* **WORK TO DO**
Look through the data below and work out how many lines contain the string "title". Give the number alone.

─── DATA SECTION

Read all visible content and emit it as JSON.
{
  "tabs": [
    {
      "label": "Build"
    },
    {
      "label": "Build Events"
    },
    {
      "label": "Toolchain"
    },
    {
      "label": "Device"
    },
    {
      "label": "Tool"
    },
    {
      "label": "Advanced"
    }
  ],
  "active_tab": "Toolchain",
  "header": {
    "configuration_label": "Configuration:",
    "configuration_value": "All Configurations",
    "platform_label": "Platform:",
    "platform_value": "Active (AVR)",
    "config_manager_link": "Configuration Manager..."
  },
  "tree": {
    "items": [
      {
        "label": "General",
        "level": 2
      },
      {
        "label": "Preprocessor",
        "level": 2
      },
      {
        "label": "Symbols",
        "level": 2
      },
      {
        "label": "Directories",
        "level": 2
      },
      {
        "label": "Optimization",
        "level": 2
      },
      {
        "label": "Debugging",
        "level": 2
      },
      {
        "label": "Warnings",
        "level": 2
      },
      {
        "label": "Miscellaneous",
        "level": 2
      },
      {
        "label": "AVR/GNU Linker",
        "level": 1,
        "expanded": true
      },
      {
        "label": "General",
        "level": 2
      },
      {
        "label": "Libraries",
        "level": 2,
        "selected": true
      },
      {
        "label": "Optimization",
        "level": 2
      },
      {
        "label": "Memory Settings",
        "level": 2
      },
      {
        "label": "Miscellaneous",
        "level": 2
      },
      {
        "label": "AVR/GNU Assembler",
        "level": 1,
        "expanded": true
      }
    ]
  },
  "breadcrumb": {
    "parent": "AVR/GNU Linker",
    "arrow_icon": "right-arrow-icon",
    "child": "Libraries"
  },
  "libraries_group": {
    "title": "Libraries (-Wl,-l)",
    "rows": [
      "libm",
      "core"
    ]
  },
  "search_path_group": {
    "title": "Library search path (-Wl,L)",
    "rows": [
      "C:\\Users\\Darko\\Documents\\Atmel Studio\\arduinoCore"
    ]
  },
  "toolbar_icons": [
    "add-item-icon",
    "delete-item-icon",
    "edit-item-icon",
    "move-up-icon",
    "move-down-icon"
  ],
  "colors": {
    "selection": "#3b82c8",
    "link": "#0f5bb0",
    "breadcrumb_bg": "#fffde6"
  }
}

──────

* **RESPONSE**
2